## STATED GOAL
Copy every line from the material below that holds "Qualität".

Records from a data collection
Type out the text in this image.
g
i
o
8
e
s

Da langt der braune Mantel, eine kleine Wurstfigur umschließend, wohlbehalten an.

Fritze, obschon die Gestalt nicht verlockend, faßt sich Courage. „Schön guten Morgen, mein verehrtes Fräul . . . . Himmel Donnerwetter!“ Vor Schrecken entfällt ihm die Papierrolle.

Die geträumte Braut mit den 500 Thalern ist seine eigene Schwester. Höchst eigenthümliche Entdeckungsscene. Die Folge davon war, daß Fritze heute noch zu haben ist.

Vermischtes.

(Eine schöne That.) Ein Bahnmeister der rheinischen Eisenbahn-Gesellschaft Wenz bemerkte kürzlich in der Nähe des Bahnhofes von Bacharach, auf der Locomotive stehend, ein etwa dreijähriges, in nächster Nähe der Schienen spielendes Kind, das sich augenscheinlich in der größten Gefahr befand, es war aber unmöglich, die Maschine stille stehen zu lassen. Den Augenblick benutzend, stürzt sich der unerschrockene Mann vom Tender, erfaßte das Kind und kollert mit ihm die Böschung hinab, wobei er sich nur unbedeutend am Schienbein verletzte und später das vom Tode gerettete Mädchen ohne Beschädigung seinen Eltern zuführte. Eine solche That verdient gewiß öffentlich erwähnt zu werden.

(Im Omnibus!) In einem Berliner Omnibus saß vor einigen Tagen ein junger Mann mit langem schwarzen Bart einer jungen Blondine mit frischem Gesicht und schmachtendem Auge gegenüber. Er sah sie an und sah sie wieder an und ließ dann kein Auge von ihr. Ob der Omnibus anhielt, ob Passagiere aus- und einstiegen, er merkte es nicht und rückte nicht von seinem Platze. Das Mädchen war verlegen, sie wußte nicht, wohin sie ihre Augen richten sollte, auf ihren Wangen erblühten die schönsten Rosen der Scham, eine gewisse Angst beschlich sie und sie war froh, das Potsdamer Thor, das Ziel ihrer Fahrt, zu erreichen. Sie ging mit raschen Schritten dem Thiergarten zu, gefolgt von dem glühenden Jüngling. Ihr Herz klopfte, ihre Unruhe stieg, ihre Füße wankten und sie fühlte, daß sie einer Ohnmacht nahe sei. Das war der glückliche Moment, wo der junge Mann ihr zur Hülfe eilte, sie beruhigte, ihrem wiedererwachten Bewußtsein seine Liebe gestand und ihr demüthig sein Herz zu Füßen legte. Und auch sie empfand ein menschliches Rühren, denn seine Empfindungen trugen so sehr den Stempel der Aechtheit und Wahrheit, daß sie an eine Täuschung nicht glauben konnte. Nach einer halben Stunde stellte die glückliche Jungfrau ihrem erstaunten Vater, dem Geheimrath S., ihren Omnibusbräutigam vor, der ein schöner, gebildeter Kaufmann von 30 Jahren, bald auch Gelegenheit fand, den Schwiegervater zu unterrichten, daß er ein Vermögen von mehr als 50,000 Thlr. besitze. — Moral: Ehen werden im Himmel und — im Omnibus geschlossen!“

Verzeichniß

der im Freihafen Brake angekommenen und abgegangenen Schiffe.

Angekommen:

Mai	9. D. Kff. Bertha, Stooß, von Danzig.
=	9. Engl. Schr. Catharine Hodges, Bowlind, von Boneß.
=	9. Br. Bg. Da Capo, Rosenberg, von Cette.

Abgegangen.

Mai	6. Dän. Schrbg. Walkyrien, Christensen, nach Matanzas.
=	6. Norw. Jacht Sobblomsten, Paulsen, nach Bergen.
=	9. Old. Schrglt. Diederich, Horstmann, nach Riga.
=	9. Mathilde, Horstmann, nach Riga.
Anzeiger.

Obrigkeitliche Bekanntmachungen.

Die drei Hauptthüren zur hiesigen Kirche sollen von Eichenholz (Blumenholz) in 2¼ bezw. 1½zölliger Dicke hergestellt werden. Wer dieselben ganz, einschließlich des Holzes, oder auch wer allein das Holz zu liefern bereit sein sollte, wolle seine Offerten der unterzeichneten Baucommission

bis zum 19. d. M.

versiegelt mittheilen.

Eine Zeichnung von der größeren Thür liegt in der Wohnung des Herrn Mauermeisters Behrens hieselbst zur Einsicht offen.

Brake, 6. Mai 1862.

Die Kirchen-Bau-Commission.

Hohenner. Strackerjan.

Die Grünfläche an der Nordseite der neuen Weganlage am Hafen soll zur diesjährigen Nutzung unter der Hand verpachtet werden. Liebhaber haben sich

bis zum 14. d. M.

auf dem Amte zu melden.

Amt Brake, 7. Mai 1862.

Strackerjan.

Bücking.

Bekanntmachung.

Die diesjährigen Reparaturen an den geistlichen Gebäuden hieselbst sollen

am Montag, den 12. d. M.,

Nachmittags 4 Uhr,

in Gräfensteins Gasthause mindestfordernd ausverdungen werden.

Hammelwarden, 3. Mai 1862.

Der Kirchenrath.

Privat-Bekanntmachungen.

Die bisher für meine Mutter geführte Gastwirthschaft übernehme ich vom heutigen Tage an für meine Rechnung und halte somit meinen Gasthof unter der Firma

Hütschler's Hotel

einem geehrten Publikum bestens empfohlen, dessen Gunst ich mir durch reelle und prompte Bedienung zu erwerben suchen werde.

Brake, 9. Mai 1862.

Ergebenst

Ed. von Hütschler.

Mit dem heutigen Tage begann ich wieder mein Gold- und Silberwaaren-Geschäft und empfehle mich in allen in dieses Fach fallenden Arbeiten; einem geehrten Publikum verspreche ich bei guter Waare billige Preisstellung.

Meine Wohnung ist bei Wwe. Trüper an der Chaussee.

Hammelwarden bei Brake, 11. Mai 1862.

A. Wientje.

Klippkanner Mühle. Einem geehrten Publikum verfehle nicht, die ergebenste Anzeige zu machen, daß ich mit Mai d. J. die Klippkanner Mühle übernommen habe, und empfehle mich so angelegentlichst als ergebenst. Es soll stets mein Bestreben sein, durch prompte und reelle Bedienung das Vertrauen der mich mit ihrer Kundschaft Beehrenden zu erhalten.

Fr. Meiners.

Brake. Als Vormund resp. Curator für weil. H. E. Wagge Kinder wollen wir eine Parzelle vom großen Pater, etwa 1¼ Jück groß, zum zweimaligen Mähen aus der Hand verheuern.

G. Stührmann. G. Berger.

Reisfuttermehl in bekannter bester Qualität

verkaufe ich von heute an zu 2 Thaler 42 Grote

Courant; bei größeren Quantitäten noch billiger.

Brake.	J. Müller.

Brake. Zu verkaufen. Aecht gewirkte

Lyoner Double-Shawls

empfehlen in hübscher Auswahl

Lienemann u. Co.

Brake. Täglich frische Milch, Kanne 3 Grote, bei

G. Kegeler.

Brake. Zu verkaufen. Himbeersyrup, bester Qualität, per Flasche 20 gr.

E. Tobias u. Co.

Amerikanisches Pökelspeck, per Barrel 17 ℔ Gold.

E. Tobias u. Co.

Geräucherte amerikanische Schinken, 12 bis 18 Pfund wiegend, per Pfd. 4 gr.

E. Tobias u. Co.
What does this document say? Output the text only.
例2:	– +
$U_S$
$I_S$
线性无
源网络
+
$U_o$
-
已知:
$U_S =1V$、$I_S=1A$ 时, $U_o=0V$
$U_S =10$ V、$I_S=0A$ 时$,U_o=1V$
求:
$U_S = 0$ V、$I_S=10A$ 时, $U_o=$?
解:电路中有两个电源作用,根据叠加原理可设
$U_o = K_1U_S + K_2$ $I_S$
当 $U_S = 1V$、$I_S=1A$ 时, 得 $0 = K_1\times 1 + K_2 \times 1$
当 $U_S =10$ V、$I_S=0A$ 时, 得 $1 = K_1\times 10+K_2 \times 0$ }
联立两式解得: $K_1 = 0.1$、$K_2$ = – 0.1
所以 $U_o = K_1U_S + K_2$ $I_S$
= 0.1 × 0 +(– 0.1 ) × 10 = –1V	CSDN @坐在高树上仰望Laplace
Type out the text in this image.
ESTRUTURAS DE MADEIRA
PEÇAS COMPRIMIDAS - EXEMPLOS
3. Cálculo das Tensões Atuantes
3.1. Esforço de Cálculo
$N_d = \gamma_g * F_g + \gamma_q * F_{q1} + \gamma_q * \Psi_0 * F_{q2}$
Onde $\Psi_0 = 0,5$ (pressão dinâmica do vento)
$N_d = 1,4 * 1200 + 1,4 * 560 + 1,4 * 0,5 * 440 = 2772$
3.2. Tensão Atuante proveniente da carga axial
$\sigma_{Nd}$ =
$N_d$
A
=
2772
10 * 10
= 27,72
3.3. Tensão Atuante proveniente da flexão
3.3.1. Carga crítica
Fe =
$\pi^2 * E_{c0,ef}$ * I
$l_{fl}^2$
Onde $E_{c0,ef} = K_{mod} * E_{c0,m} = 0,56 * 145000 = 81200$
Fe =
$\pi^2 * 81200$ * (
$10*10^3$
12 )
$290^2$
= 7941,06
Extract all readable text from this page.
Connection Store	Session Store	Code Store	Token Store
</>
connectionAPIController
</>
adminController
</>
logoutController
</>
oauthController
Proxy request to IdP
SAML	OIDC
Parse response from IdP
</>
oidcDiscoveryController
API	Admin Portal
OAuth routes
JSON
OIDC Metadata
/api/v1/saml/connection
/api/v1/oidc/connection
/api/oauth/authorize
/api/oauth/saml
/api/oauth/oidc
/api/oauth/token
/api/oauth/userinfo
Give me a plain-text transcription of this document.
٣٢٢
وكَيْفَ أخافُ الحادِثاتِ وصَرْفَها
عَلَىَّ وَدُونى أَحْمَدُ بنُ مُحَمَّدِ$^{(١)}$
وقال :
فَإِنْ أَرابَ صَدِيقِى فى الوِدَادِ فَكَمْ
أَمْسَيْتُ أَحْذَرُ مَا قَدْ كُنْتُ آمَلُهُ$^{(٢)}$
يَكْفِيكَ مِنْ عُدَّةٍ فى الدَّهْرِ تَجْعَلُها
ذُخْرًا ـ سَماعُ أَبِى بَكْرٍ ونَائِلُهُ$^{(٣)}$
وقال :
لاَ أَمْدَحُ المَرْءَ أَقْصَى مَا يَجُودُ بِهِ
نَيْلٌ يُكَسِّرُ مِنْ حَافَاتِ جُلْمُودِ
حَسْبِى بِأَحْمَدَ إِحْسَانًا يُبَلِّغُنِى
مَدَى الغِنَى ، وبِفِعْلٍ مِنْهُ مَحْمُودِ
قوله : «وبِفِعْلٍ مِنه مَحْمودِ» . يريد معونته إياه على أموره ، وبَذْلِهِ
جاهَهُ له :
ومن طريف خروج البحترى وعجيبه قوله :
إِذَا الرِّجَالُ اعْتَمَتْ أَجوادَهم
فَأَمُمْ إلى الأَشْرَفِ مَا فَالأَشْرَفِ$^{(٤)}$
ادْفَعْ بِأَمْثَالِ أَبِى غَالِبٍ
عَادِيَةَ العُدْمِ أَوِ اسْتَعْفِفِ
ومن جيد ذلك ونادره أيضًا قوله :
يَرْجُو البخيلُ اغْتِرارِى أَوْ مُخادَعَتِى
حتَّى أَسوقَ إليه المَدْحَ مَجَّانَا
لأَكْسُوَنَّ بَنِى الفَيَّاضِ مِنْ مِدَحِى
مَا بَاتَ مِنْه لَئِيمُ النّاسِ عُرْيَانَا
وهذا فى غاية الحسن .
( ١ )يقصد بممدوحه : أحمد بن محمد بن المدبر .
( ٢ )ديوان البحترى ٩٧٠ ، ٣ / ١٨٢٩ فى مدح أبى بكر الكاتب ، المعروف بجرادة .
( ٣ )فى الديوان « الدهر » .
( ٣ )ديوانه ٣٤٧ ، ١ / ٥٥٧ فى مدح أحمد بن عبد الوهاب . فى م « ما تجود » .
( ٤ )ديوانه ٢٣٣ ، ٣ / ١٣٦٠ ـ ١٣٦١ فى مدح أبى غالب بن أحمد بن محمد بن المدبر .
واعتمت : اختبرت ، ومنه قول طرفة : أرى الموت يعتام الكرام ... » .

## FINISHED TASK
Reisfuttermehl in bekannter bester Qualität
Brake. Zu verkaufen. Himbeersyrup, bester Qualität, per Flasche 20 gr.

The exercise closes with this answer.